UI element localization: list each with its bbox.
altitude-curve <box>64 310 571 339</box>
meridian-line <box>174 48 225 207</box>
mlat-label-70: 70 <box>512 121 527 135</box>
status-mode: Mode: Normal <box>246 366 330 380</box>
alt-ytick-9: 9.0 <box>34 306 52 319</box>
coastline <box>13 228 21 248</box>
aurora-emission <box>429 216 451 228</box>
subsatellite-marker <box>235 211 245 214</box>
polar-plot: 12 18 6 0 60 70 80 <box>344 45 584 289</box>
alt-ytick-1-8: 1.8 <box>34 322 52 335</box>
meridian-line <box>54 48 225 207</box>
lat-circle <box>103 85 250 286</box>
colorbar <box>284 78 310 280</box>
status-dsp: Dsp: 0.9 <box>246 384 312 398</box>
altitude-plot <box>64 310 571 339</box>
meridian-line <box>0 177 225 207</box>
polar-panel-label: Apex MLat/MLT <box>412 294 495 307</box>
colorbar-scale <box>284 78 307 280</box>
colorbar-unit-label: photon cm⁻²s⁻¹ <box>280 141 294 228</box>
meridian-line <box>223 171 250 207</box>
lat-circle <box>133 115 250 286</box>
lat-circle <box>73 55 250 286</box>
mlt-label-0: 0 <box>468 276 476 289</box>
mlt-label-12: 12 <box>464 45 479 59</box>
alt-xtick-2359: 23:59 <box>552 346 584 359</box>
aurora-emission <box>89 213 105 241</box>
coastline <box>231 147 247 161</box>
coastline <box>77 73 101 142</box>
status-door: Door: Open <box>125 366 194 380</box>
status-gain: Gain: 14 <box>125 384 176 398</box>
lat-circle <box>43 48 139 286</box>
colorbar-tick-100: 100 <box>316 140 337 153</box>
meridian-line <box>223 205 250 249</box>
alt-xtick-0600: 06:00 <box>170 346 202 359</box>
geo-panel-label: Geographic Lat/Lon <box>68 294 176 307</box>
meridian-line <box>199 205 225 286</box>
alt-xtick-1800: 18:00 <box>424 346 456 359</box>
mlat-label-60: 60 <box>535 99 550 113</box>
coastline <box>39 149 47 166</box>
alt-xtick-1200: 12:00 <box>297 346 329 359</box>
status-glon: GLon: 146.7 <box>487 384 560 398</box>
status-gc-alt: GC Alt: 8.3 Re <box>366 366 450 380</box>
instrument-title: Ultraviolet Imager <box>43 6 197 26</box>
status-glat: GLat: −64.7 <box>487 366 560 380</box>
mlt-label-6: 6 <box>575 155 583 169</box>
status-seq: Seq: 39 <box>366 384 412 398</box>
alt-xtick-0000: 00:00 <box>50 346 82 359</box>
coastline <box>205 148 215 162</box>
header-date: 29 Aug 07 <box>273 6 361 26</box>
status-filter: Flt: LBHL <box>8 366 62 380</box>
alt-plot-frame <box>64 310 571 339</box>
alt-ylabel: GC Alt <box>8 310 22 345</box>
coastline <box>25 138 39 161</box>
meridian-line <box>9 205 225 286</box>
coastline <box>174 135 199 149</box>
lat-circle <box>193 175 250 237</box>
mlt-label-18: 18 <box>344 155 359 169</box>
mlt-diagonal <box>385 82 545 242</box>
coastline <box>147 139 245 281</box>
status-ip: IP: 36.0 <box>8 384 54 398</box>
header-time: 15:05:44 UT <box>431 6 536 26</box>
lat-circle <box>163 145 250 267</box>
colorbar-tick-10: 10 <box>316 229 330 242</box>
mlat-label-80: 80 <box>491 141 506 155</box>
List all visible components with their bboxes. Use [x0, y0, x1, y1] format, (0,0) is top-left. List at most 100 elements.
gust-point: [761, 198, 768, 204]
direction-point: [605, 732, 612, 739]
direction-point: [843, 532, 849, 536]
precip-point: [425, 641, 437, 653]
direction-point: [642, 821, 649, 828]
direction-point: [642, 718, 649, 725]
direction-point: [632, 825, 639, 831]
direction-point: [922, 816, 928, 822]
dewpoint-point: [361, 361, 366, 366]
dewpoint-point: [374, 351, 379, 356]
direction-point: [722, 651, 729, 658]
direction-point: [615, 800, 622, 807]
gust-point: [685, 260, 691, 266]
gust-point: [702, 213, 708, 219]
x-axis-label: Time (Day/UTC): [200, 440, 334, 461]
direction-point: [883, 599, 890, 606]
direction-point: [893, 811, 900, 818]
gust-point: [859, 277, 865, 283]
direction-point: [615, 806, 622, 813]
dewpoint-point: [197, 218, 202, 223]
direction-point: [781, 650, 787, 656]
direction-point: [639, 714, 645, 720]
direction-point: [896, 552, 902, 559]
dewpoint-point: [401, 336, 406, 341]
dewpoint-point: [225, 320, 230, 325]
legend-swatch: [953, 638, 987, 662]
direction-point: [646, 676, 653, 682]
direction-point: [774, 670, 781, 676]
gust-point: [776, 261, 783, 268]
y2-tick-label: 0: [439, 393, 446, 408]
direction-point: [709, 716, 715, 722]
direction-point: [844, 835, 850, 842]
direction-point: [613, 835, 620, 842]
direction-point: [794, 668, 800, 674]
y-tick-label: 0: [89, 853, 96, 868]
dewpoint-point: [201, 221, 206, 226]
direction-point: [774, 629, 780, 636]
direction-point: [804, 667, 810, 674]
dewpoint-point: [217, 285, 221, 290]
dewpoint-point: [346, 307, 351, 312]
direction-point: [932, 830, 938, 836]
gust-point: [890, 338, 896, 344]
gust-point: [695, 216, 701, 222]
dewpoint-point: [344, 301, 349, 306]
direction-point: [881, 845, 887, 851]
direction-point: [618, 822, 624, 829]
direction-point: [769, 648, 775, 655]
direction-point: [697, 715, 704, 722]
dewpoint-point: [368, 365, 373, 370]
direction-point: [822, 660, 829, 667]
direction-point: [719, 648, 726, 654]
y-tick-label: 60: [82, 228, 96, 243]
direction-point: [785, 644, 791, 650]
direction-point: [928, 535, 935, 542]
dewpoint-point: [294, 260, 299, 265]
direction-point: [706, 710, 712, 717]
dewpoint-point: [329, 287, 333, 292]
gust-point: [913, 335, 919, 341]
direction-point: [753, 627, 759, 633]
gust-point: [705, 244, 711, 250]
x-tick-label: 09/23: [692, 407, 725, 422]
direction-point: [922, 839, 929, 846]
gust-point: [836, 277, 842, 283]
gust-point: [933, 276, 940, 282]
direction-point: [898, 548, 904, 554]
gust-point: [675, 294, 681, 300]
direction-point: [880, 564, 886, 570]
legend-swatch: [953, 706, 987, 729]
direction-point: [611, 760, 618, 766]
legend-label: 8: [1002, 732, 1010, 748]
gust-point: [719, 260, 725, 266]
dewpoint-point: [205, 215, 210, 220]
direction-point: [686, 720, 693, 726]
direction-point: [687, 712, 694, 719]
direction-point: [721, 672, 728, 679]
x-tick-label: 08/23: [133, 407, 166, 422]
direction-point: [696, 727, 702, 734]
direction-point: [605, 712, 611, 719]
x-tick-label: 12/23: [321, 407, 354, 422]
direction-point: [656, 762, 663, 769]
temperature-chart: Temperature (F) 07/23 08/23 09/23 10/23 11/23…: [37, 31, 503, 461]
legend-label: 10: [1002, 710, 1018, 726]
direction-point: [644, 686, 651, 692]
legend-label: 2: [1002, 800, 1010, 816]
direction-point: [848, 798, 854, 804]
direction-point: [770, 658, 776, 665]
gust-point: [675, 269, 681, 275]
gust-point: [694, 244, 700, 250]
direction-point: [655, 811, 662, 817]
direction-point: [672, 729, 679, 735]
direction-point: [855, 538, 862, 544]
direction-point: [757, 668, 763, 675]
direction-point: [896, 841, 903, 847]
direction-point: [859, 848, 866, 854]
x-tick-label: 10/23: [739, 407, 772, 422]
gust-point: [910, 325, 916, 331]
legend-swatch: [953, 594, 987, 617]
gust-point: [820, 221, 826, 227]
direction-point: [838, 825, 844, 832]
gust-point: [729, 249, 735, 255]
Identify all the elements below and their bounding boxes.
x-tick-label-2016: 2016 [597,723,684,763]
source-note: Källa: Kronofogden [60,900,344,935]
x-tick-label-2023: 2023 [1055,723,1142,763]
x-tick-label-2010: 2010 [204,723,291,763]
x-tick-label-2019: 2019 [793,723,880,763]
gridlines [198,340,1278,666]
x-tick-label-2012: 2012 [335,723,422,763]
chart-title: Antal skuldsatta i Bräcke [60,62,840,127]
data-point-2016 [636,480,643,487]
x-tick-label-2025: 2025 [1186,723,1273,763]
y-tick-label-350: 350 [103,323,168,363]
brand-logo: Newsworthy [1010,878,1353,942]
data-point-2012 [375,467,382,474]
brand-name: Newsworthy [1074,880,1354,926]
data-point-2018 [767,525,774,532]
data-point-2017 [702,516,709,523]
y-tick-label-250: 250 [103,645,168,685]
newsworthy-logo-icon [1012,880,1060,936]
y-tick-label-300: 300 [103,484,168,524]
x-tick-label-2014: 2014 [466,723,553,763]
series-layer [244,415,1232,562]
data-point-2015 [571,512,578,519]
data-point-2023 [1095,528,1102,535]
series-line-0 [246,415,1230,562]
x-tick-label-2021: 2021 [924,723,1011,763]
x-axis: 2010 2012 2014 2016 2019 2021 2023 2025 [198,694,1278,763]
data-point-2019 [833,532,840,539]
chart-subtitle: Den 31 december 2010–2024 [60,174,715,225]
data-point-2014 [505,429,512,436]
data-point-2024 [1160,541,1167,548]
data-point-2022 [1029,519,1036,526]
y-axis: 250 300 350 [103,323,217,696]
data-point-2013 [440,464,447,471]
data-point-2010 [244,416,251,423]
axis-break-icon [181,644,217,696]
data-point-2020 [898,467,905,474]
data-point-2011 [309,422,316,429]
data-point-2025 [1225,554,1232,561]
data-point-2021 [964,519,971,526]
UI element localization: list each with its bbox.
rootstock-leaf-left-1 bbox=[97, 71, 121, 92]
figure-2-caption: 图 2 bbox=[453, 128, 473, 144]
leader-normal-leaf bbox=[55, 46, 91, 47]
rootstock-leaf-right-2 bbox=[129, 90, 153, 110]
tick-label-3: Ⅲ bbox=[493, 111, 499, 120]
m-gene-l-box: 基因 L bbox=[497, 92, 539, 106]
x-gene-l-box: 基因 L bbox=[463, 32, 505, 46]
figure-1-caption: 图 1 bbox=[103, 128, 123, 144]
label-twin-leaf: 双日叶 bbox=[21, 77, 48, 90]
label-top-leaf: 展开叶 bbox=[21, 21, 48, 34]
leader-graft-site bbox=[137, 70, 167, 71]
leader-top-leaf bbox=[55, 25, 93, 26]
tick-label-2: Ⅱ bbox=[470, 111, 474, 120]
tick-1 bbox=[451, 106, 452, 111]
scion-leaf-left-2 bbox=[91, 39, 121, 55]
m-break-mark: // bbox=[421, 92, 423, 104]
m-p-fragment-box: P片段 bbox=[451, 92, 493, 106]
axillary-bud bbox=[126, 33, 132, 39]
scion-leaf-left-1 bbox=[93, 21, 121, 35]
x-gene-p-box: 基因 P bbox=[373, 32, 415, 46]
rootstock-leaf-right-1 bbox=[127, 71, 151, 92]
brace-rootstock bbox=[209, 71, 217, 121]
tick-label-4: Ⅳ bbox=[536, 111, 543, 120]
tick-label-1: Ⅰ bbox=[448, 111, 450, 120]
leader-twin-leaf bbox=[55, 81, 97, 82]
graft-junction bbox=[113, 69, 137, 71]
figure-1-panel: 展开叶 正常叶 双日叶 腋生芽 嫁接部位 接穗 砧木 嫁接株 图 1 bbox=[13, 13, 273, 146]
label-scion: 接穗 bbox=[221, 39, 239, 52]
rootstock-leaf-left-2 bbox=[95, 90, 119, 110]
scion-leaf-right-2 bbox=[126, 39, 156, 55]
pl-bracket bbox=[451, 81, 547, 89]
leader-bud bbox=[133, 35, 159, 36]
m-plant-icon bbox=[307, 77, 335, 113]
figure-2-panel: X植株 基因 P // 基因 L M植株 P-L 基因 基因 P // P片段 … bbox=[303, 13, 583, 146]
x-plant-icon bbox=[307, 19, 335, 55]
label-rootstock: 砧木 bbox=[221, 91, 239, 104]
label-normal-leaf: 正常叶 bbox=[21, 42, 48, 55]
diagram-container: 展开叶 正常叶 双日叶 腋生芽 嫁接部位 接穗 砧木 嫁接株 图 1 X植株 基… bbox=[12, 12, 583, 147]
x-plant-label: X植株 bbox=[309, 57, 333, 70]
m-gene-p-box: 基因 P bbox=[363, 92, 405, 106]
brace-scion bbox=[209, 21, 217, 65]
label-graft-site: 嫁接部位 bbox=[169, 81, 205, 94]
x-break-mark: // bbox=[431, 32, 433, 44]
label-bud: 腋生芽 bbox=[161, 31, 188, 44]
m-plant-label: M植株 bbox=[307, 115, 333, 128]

**WHAT YOU SHOULD DO**
Copy the material word for word from its first line down through the line containing "lat-circle <box>43 48 139 286</box>", including both of those lines.

**TASK RESPONSE**
UI element localization: list each with its bbox.
altitude-curve <box>64 310 571 339</box>
meridian-line <box>174 48 225 207</box>
mlat-label-70: 70 <box>512 121 527 135</box>
status-mode: Mode: Normal <box>246 366 330 380</box>
alt-ytick-9: 9.0 <box>34 306 52 319</box>
coastline <box>13 228 21 248</box>
aurora-emission <box>429 216 451 228</box>
subsatellite-marker <box>235 211 245 214</box>
polar-plot: 12 18 6 0 60 70 80 <box>344 45 584 289</box>
alt-ytick-1-8: 1.8 <box>34 322 52 335</box>
meridian-line <box>54 48 225 207</box>
lat-circle <box>103 85 250 286</box>
colorbar <box>284 78 310 280</box>
status-dsp: Dsp: 0.9 <box>246 384 312 398</box>
altitude-plot <box>64 310 571 339</box>
meridian-line <box>0 177 225 207</box>
polar-panel-label: Apex MLat/MLT <box>412 294 495 307</box>
colorbar-scale <box>284 78 307 280</box>
colorbar-unit-label: photon cm⁻²s⁻¹ <box>280 141 294 228</box>
meridian-line <box>223 171 250 207</box>
lat-circle <box>133 115 250 286</box>
lat-circle <box>73 55 250 286</box>
mlt-label-0: 0 <box>468 276 476 289</box>
mlt-label-12: 12 <box>464 45 479 59</box>
alt-xtick-2359: 23:59 <box>552 346 584 359</box>
aurora-emission <box>89 213 105 241</box>
coastline <box>231 147 247 161</box>
coastline <box>77 73 101 142</box>
status-door: Door: Open <box>125 366 194 380</box>
status-gain: Gain: 14 <box>125 384 176 398</box>
lat-circle <box>43 48 139 286</box>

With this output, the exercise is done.